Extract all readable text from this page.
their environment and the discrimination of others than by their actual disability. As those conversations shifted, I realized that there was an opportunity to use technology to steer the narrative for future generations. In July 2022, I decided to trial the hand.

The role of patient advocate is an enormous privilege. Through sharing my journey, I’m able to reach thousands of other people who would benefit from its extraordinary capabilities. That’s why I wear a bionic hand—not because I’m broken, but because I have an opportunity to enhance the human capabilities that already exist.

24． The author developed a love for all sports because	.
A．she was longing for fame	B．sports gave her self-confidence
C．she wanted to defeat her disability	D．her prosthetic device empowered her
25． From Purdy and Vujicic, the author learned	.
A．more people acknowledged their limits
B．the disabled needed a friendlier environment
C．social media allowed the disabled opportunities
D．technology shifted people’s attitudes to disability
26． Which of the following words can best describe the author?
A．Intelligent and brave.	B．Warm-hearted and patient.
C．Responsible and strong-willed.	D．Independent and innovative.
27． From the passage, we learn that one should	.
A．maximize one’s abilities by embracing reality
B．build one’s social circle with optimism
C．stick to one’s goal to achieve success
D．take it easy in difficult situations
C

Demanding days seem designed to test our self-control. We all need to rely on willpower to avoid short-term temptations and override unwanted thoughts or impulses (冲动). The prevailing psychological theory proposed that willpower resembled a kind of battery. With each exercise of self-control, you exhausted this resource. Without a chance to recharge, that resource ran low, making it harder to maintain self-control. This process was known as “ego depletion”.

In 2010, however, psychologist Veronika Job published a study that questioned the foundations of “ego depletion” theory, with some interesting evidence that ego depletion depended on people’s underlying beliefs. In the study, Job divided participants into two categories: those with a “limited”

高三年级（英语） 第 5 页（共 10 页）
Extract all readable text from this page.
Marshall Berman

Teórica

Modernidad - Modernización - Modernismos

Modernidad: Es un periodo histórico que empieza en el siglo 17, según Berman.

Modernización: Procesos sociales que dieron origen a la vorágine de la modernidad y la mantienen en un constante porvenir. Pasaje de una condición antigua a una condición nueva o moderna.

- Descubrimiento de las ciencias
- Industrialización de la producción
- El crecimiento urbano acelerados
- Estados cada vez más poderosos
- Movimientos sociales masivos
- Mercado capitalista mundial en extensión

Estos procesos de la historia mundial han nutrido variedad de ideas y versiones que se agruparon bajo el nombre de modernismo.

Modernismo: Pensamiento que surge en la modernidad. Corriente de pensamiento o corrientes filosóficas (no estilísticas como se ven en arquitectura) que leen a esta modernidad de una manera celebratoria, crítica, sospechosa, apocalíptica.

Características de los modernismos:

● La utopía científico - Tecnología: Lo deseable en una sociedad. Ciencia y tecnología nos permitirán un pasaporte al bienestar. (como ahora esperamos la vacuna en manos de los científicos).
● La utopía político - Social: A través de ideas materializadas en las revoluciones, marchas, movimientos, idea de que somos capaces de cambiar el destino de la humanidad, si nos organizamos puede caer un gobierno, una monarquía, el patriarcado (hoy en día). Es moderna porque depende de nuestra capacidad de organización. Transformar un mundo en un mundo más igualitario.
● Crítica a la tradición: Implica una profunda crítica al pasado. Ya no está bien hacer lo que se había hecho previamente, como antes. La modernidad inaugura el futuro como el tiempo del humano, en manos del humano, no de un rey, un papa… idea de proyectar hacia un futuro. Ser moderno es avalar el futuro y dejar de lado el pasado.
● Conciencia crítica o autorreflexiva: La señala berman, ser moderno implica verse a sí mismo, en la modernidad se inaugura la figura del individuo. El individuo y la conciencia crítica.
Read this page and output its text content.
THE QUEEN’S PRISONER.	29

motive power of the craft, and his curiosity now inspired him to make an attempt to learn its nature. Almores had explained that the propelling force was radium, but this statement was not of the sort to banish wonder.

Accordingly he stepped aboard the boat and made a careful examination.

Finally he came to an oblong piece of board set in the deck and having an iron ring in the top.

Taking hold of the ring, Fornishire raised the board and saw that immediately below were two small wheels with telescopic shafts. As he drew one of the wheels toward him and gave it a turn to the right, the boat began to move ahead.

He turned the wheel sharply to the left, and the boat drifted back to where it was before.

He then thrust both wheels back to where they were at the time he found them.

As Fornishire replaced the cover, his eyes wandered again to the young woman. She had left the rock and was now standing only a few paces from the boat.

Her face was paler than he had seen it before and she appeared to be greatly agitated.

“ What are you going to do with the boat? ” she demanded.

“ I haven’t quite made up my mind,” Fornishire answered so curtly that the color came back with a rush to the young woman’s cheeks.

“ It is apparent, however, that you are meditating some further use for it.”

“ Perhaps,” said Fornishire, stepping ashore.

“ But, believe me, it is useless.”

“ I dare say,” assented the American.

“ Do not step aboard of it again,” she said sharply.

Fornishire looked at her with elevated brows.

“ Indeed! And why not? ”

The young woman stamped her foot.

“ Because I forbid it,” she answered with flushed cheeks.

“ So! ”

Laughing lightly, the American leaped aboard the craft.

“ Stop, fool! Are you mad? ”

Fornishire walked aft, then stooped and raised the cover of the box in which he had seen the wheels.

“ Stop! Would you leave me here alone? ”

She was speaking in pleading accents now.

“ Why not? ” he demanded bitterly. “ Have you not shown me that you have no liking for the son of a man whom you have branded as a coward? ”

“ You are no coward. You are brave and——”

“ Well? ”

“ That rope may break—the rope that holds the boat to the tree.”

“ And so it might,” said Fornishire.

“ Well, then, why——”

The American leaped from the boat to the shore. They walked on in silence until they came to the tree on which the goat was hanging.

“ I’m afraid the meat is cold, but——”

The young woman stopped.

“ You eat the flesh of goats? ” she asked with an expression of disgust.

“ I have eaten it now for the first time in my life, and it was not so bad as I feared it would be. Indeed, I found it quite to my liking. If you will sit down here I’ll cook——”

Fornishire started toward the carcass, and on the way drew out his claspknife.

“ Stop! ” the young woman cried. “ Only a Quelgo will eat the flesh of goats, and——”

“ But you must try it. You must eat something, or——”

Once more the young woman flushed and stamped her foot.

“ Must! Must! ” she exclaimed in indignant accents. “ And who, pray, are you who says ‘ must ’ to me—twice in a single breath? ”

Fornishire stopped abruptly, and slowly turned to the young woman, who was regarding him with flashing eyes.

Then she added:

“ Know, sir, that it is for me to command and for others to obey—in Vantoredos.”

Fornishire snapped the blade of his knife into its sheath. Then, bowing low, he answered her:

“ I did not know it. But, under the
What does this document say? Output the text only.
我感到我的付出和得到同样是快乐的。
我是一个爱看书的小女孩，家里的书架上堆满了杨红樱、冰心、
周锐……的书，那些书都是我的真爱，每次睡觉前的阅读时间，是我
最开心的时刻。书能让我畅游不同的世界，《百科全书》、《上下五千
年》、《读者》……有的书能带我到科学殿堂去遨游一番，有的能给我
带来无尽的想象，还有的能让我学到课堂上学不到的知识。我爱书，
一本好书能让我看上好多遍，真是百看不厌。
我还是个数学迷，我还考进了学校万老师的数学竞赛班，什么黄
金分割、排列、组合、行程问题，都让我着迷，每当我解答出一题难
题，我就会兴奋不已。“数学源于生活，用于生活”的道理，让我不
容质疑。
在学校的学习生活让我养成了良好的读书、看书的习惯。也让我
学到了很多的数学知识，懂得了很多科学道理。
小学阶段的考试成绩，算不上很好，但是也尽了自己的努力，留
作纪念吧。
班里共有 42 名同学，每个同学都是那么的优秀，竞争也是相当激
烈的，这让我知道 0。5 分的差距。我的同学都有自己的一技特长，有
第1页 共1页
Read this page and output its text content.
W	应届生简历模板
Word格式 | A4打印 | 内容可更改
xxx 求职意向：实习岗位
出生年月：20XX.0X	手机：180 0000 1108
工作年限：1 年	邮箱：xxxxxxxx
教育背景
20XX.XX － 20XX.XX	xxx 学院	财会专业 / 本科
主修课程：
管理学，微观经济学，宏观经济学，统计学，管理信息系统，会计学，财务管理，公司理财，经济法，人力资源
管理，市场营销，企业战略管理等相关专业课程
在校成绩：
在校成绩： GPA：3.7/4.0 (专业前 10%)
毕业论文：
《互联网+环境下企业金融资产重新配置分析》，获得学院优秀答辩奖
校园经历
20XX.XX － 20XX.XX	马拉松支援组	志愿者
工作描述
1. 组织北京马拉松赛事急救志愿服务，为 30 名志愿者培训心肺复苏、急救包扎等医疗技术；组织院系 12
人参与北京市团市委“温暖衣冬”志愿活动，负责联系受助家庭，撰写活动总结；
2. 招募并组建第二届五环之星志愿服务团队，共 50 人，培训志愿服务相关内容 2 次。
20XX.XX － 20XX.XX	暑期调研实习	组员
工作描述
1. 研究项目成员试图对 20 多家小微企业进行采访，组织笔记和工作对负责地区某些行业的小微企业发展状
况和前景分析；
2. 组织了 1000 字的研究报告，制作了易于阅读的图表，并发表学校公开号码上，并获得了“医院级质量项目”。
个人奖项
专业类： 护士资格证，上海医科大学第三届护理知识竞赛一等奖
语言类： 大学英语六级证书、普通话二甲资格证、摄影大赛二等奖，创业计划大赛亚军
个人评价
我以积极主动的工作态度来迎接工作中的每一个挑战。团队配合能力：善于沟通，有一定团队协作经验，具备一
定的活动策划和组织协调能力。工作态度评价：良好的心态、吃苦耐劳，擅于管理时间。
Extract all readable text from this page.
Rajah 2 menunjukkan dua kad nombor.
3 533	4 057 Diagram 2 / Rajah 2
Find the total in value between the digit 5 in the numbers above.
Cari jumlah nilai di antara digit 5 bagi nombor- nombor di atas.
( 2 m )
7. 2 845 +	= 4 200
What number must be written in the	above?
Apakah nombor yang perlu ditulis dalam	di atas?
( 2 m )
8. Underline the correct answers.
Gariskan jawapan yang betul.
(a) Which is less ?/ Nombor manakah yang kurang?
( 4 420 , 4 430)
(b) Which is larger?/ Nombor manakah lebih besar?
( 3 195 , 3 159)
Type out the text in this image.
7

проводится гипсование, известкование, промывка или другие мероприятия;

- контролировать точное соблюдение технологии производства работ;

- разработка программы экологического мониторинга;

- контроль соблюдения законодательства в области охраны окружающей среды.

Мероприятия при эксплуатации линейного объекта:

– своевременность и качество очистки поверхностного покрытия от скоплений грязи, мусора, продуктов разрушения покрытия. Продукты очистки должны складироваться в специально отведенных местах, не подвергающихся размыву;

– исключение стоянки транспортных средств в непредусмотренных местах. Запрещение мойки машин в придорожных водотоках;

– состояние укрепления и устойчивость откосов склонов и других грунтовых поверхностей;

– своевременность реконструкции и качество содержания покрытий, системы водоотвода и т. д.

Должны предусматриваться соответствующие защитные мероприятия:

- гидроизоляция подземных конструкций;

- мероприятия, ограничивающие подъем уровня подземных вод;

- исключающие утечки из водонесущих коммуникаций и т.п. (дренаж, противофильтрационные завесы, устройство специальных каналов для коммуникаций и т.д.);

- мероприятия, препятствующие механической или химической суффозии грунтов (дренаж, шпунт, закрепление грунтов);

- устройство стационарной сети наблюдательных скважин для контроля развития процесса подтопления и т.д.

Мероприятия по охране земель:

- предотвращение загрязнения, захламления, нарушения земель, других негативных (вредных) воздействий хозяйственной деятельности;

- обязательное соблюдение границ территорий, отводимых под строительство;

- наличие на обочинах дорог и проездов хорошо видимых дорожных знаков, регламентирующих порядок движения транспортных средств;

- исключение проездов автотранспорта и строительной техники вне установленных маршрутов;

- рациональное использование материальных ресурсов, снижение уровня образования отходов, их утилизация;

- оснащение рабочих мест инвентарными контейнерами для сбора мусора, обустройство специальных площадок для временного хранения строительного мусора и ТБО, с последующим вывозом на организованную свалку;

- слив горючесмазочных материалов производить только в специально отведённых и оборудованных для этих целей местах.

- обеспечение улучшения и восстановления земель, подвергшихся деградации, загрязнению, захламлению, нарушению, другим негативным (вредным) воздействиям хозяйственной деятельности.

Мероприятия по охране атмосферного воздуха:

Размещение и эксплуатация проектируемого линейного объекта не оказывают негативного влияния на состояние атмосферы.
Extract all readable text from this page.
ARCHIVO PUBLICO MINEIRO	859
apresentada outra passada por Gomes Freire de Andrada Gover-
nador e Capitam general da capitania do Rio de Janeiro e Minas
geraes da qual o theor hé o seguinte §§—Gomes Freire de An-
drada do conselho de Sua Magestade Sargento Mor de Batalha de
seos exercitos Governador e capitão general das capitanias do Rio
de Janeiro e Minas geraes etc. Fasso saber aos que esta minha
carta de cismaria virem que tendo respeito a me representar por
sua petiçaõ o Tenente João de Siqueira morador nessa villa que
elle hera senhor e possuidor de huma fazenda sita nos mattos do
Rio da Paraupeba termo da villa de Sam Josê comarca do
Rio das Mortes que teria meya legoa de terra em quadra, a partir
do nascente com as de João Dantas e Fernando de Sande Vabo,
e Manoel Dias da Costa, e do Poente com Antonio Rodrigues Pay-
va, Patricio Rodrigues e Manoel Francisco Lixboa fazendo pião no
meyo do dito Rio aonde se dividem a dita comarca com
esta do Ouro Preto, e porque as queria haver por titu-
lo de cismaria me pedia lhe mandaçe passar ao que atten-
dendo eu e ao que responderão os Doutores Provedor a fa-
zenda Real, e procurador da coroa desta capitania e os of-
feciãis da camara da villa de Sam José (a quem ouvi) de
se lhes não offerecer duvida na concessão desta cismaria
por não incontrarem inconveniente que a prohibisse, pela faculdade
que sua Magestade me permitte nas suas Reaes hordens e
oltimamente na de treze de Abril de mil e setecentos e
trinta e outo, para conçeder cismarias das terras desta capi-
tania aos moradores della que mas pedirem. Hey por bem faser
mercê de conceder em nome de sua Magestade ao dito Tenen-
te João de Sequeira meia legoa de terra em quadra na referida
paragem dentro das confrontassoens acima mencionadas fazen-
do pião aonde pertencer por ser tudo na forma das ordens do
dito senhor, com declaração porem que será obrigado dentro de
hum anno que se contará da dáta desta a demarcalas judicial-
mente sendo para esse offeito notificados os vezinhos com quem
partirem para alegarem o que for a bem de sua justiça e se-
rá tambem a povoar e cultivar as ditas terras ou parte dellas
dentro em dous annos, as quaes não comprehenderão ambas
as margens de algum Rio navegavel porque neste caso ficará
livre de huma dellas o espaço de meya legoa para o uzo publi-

|---|

From the listing above, copy every line that holds the string "however".

Task result
In 2010, however, psychologist Veronika Job published a study that questioned the foundations of “ego depletion” theory, with some interesting evidence that ego depletion depended on people’s underlying beliefs. In the study, Job divided participants into two categories: those with a “limited”
“ It is apparent, however, that you are meditating some further use for it.”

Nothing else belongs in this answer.